GIVEN PROBLEM: Could every line of the data be printed exactly as it reads?

DATA SUPPLIED:

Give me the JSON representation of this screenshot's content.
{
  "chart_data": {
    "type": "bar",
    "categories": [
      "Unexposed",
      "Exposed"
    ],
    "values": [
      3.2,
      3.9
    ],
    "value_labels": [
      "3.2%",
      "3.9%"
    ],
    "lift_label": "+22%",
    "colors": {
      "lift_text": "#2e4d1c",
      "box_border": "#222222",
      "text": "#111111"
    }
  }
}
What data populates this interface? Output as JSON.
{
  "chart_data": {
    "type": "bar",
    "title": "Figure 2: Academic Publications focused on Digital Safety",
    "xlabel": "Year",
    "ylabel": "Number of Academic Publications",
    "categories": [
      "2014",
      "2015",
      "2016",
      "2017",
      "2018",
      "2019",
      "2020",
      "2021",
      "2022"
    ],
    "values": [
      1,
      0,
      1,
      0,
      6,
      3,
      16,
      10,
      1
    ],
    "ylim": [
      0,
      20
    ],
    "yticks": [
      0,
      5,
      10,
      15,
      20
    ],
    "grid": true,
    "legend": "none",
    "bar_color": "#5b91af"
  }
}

FINISHED TASK:
Give me the JSON representation of this screenshot's content.
{
  "chart_data": {
    "type": "bar",
    "categories": [
      "Unexposed",
      "Exposed"
    ],
    "values": [
      3.2,
      3.9
    ],
    "value_labels": [
      "3.2%",
      "3.9%"
    ],
    "lift_label": "+22%",
    "colors": {
      "lift_text": "#2e4d1c",
      "box_border": "#222222",
      "text": "#111111"
    }
  }
}
What data populates this interface? Output as JSON.
{
  "chart_data": {
    "type": "bar",
    "title": "Figure 2: Academic Publications focused on Digital Safety",
    "xlabel": "Year",
    "ylabel": "Number of Academic Publications",
    "categories": [
      "2014",
      "2015",
      "2016",
      "2017",
      "2018",
      "2019",
      "2020",
      "2021",
      "2022"
    ],
    "values": [
      1,
      0,
      1,
      0,
      6,
      3,
      16,
      10,
      1
    ],
    "ylim": [
      0,
      20
    ],
    "yticks": [
      0,
      5,
      10,
      15,
      20
    ],
    "grid": true,
    "legend": "none",
    "bar_color": "#5b91af"
  }
}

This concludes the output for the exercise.